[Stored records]
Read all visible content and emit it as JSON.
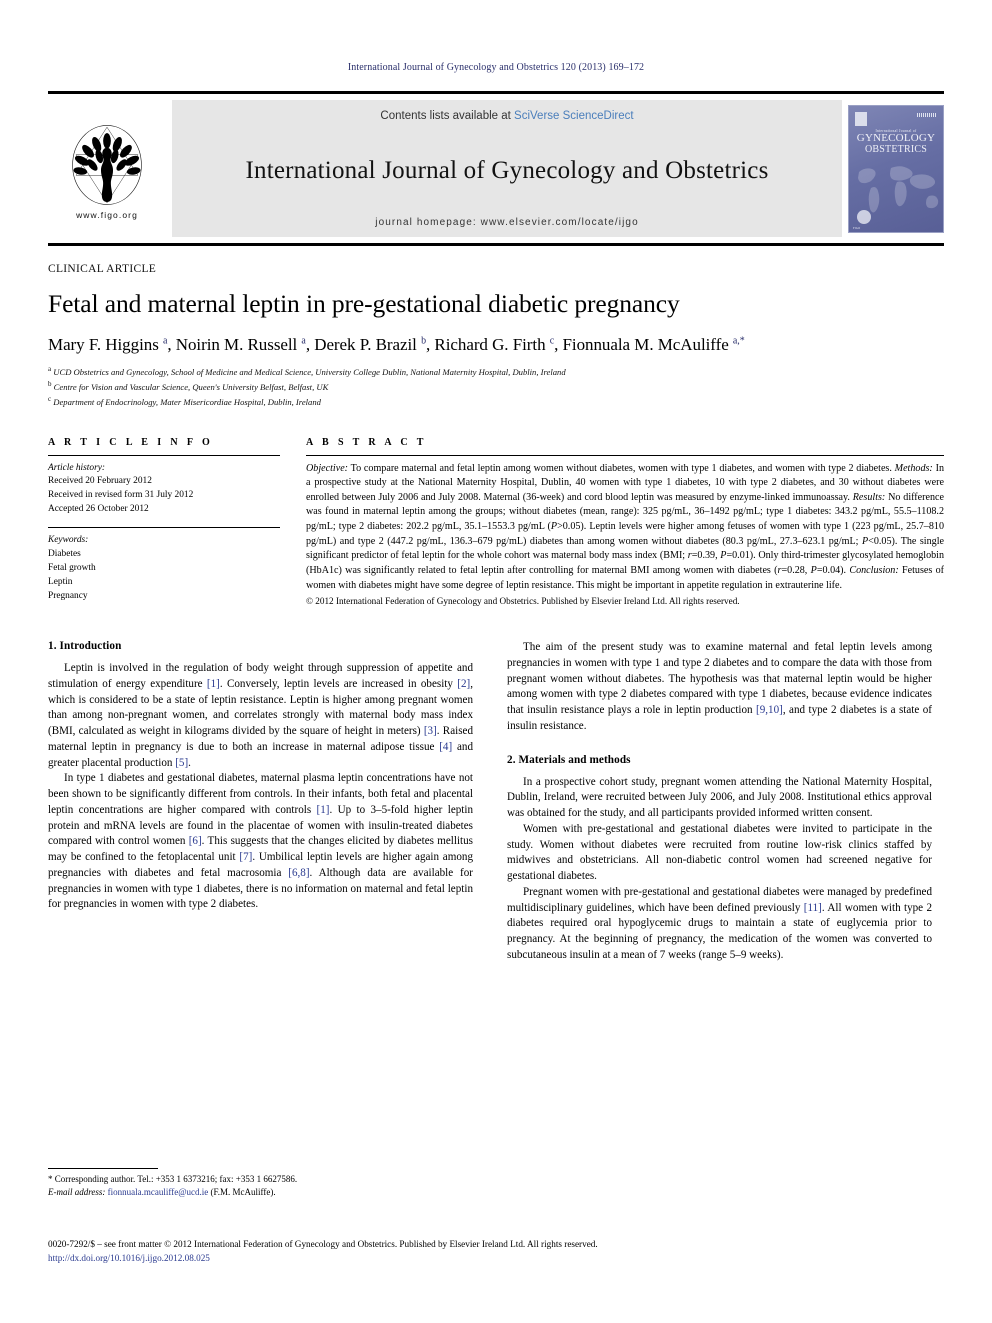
{
  "running_head": "International Journal of Gynecology and Obstetrics 120 (2013) 169–172",
  "masthead": {
    "figo_url": "www.figo.org",
    "contents_prefix": "Contents lists available at",
    "sciencedirect": "SciVerse ScienceDirect",
    "journal_title": "International Journal of Gynecology and Obstetrics",
    "homepage": "journal homepage: www.elsevier.com/locate/ijgo",
    "cover": {
      "kicker": "International Journal of",
      "line1": "GYNECOLOGY",
      "line2": "OBSTETRICS",
      "seal_text": "FIGO"
    }
  },
  "article": {
    "kicker": "CLINICAL ARTICLE",
    "title": "Fetal and maternal leptin in pre-gestational diabetic pregnancy",
    "authors_html": "Mary F. Higgins <sup>a</sup>, Noirin M. Russell <sup>a</sup>, Derek P. Brazil <sup>b</sup>, Richard G. Firth <sup>c</sup>, Fionnuala M. McAuliffe <sup>a,*</sup>",
    "affiliations": [
      {
        "marker": "a",
        "text": "UCD Obstetrics and Gynecology, School of Medicine and Medical Science, University College Dublin, National Maternity Hospital, Dublin, Ireland"
      },
      {
        "marker": "b",
        "text": "Centre for Vision and Vascular Science, Queen's University Belfast, Belfast, UK"
      },
      {
        "marker": "c",
        "text": "Department of Endocrinology, Mater Misericordiae Hospital, Dublin, Ireland"
      }
    ]
  },
  "article_info": {
    "heading": "A R T I C L E     I N F O",
    "history_label": "Article history:",
    "history": [
      "Received 20 February 2012",
      "Received in revised form 31 July 2012",
      "Accepted 26 October 2012"
    ],
    "keywords_label": "Keywords:",
    "keywords": [
      "Diabetes",
      "Fetal growth",
      "Leptin",
      "Pregnancy"
    ]
  },
  "abstract": {
    "heading": "A B S T R A C T",
    "body_html": "<i>Objective:</i> To compare maternal and fetal leptin among women without diabetes, women with type 1 diabetes, and women with type 2 diabetes. <i>Methods:</i> In a prospective study at the National Maternity Hospital, Dublin, 40 women with type 1 diabetes, 10 with type 2 diabetes, and 30 without diabetes were enrolled between July 2006 and July 2008. Maternal (36-week) and cord blood leptin was measured by enzyme-linked immunoassay. <i>Results:</i> No difference was found in maternal leptin among the groups; without diabetes (mean, range): 325 pg/mL, 36–1492 pg/mL; type 1 diabetes: 343.2 pg/mL, 55.5–1108.2 pg/mL; type 2 diabetes: 202.2 pg/mL, 35.1–1553.3 pg/mL (<i>P</i>&gt;0.05). Leptin levels were higher among fetuses of women with type 1 (223 pg/mL, 25.7–810 pg/mL) and type 2 (447.2 pg/mL, 136.3–679 pg/mL) diabetes than among women without diabetes (80.3 pg/mL, 27.3–623.1 pg/mL; <i>P</i>&lt;0.05). The single significant predictor of fetal leptin for the whole cohort was maternal body mass index (BMI; <i>r</i>=0.39, <i>P</i>=0.01). Only third-trimester glycosylated hemoglobin (HbA1c) was significantly related to fetal leptin after controlling for maternal BMI among women with diabetes (<i>r</i>=0.28, <i>P</i>=0.04). <i>Conclusion:</i> Fetuses of women with diabetes might have some degree of leptin resistance. This might be important in appetite regulation in extrauterine life.",
    "copyright": "© 2012 International Federation of Gynecology and Obstetrics. Published by Elsevier Ireland Ltd. All rights reserved."
  },
  "sections": {
    "introduction_heading": "1. Introduction",
    "intro_p1_html": "Leptin is involved in the regulation of body weight through suppression of appetite and stimulation of energy expenditure <span class=\"ref\">[1]</span>. Conversely, leptin levels are increased in obesity <span class=\"ref\">[2]</span>, which is considered to be a state of leptin resistance. Leptin is higher among pregnant women than among non-pregnant women, and correlates strongly with maternal body mass index (BMI, calculated as weight in kilograms divided by the square of height in meters) <span class=\"ref\">[3]</span>. Raised maternal leptin in pregnancy is due to both an increase in maternal adipose tissue <span class=\"ref\">[4]</span> and greater placental production <span class=\"ref\">[5]</span>.",
    "intro_p2_html": "In type 1 diabetes and gestational diabetes, maternal plasma leptin concentrations have not been shown to be significantly different from controls. In their infants, both fetal and placental leptin concentrations are higher compared with controls <span class=\"ref\">[1]</span>. Up to 3–5-fold higher leptin protein and mRNA levels are found in the placentae of women with insulin-treated diabetes compared with control women <span class=\"ref\">[6]</span>. This suggests that the changes elicited by diabetes mellitus may be confined to the fetoplacental unit <span class=\"ref\">[7]</span>. Umbilical leptin levels are higher again among pregnancies with diabetes and fetal macrosomia <span class=\"ref\">[6,8]</span>. Although data are available for pregnancies in women with type 1 diabetes, there is no information on maternal and fetal leptin for pregnancies in women with type 2 diabetes.",
    "intro_p3_html": "The aim of the present study was to examine maternal and fetal leptin levels among pregnancies in women with type 1 and type 2 diabetes and to compare the data with those from pregnant women without diabetes. The hypothesis was that maternal leptin would be higher among women with type 2 diabetes compared with type 1 diabetes, because evidence indicates that insulin resistance plays a role in leptin production <span class=\"ref\">[9,10]</span>, and type 2 diabetes is a state of insulin resistance.",
    "methods_heading": "2. Materials and methods",
    "methods_p1_html": "In a prospective cohort study, pregnant women attending the National Maternity Hospital, Dublin, Ireland, were recruited between July 2006, and July 2008. Institutional ethics approval was obtained for the study, and all participants provided informed written consent.",
    "methods_p2_html": "Women with pre-gestational and gestational diabetes were invited to participate in the study. Women without diabetes were recruited from routine low-risk clinics staffed by midwives and obstetricians. All non-diabetic control women had screened negative for gestational diabetes.",
    "methods_p3_html": "Pregnant women with pre-gestational and gestational diabetes were managed by predefined multidisciplinary guidelines, which have been defined previously <span class=\"ref\">[11]</span>. All women with type 2 diabetes required oral hypoglycemic drugs to maintain a state of euglycemia prior to pregnancy. At the beginning of pregnancy, the medication of the women was converted to subcutaneous insulin at a mean of 7 weeks (range 5–9 weeks)."
  },
  "footnote": {
    "corresponding_html": "* Corresponding author. Tel.: +353 1 6373216; fax: +353 1 6627586.",
    "email_label": "E-mail address:",
    "email": "fionnuala.mcauliffe@ucd.ie",
    "email_suffix": "(F.M. McAuliffe)."
  },
  "footer": {
    "issn_line": "0020-7292/$ – see front matter © 2012 International Federation of Gynecology and Obstetrics. Published by Elsevier Ireland Ltd. All rights reserved.",
    "doi": "http://dx.doi.org/10.1016/j.ijgo.2012.08.025"
  },
  "colors": {
    "link_blue": "#2a3a8f",
    "sciencedirect_blue": "#4a7ebb",
    "banner_grey": "#e6e6e6",
    "cover_purple": "#666ea4"
  }
}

#### Your instructions
Please print the data above once more, exactly as it appears, with no pictures.

#### Result for this task
Read all visible content and emit it as JSON.
{
  "running_head": "International Journal of Gynecology and Obstetrics 120 (2013) 169–172",
  "masthead": {
    "figo_url": "www.figo.org",
    "contents_prefix": "Contents lists available at",
    "sciencedirect": "SciVerse ScienceDirect",
    "journal_title": "International Journal of Gynecology and Obstetrics",
    "homepage": "journal homepage: www.elsevier.com/locate/ijgo",
    "cover": {
      "kicker": "International Journal of",
      "line1": "GYNECOLOGY",
      "line2": "OBSTETRICS",
      "seal_text": "FIGO"
    }
  },
  "article": {
    "kicker": "CLINICAL ARTICLE",
    "title": "Fetal and maternal leptin in pre-gestational diabetic pregnancy",
    "authors_html": "Mary F. Higgins <sup>a</sup>, Noirin M. Russell <sup>a</sup>, Derek P. Brazil <sup>b</sup>, Richard G. Firth <sup>c</sup>, Fionnuala M. McAuliffe <sup>a,*</sup>",
    "affiliations": [
      {
        "marker": "a",
        "text": "UCD Obstetrics and Gynecology, School of Medicine and Medical Science, University College Dublin, National Maternity Hospital, Dublin, Ireland"
      },
      {
        "marker": "b",
        "text": "Centre for Vision and Vascular Science, Queen's University Belfast, Belfast, UK"
      },
      {
        "marker": "c",
        "text": "Department of Endocrinology, Mater Misericordiae Hospital, Dublin, Ireland"
      }
    ]
  },
  "article_info": {
    "heading": "A R T I C L E     I N F O",
    "history_label": "Article history:",
    "history": [
      "Received 20 February 2012",
      "Received in revised form 31 July 2012",
      "Accepted 26 October 2012"
    ],
    "keywords_label": "Keywords:",
    "keywords": [
      "Diabetes",
      "Fetal growth",
      "Leptin",
      "Pregnancy"
    ]
  },
  "abstract": {
    "heading": "A B S T R A C T",
    "body_html": "<i>Objective:</i> To compare maternal and fetal leptin among women without diabetes, women with type 1 diabetes, and women with type 2 diabetes. <i>Methods:</i> In a prospective study at the National Maternity Hospital, Dublin, 40 women with type 1 diabetes, 10 with type 2 diabetes, and 30 without diabetes were enrolled between July 2006 and July 2008. Maternal (36-week) and cord blood leptin was measured by enzyme-linked immunoassay. <i>Results:</i> No difference was found in maternal leptin among the groups; without diabetes (mean, range): 325 pg/mL, 36–1492 pg/mL; type 1 diabetes: 343.2 pg/mL, 55.5–1108.2 pg/mL; type 2 diabetes: 202.2 pg/mL, 35.1–1553.3 pg/mL (<i>P</i>&gt;0.05). Leptin levels were higher among fetuses of women with type 1 (223 pg/mL, 25.7–810 pg/mL) and type 2 (447.2 pg/mL, 136.3–679 pg/mL) diabetes than among women without diabetes (80.3 pg/mL, 27.3–623.1 pg/mL; <i>P</i>&lt;0.05). The single significant predictor of fetal leptin for the whole cohort was maternal body mass index (BMI; <i>r</i>=0.39, <i>P</i>=0.01). Only third-trimester glycosylated hemoglobin (HbA1c) was significantly related to fetal leptin after controlling for maternal BMI among women with diabetes (<i>r</i>=0.28, <i>P</i>=0.04). <i>Conclusion:</i> Fetuses of women with diabetes might have some degree of leptin resistance. This might be important in appetite regulation in extrauterine life.",
    "copyright": "© 2012 International Federation of Gynecology and Obstetrics. Published by Elsevier Ireland Ltd. All rights reserved."
  },
  "sections": {
    "introduction_heading": "1. Introduction",
    "intro_p1_html": "Leptin is involved in the regulation of body weight through suppression of appetite and stimulation of energy expenditure <span class=\"ref\">[1]</span>. Conversely, leptin levels are increased in obesity <span class=\"ref\">[2]</span>, which is considered to be a state of leptin resistance. Leptin is higher among pregnant women than among non-pregnant women, and correlates strongly with maternal body mass index (BMI, calculated as weight in kilograms divided by the square of height in meters) <span class=\"ref\">[3]</span>. Raised maternal leptin in pregnancy is due to both an increase in maternal adipose tissue <span class=\"ref\">[4]</span> and greater placental production <span class=\"ref\">[5]</span>.",
    "intro_p2_html": "In type 1 diabetes and gestational diabetes, maternal plasma leptin concentrations have not been shown to be significantly different from controls. In their infants, both fetal and placental leptin concentrations are higher compared with controls <span class=\"ref\">[1]</span>. Up to 3–5-fold higher leptin protein and mRNA levels are found in the placentae of women with insulin-treated diabetes compared with control women <span class=\"ref\">[6]</span>. This suggests that the changes elicited by diabetes mellitus may be confined to the fetoplacental unit <span class=\"ref\">[7]</span>. Umbilical leptin levels are higher again among pregnancies with diabetes and fetal macrosomia <span class=\"ref\">[6,8]</span>. Although data are available for pregnancies in women with type 1 diabetes, there is no information on maternal and fetal leptin for pregnancies in women with type 2 diabetes.",
    "intro_p3_html": "The aim of the present study was to examine maternal and fetal leptin levels among pregnancies in women with type 1 and type 2 diabetes and to compare the data with those from pregnant women without diabetes. The hypothesis was that maternal leptin would be higher among women with type 2 diabetes compared with type 1 diabetes, because evidence indicates that insulin resistance plays a role in leptin production <span class=\"ref\">[9,10]</span>, and type 2 diabetes is a state of insulin resistance.",
    "methods_heading": "2. Materials and methods",
    "methods_p1_html": "In a prospective cohort study, pregnant women attending the National Maternity Hospital, Dublin, Ireland, were recruited between July 2006, and July 2008. Institutional ethics approval was obtained for the study, and all participants provided informed written consent.",
    "methods_p2_html": "Women with pre-gestational and gestational diabetes were invited to participate in the study. Women without diabetes were recruited from routine low-risk clinics staffed by midwives and obstetricians. All non-diabetic control women had screened negative for gestational diabetes.",
    "methods_p3_html": "Pregnant women with pre-gestational and gestational diabetes were managed by predefined multidisciplinary guidelines, which have been defined previously <span class=\"ref\">[11]</span>. All women with type 2 diabetes required oral hypoglycemic drugs to maintain a state of euglycemia prior to pregnancy. At the beginning of pregnancy, the medication of the women was converted to subcutaneous insulin at a mean of 7 weeks (range 5–9 weeks)."
  },
  "footnote": {
    "corresponding_html": "* Corresponding author. Tel.: +353 1 6373216; fax: +353 1 6627586.",
    "email_label": "E-mail address:",
    "email": "fionnuala.mcauliffe@ucd.ie",
    "email_suffix": "(F.M. McAuliffe)."
  },
  "footer": {
    "issn_line": "0020-7292/$ – see front matter © 2012 International Federation of Gynecology and Obstetrics. Published by Elsevier Ireland Ltd. All rights reserved.",
    "doi": "http://dx.doi.org/10.1016/j.ijgo.2012.08.025"
  },
  "colors": {
    "link_blue": "#2a3a8f",
    "sciencedirect_blue": "#4a7ebb",
    "banner_grey": "#e6e6e6",
    "cover_purple": "#666ea4"
  }
}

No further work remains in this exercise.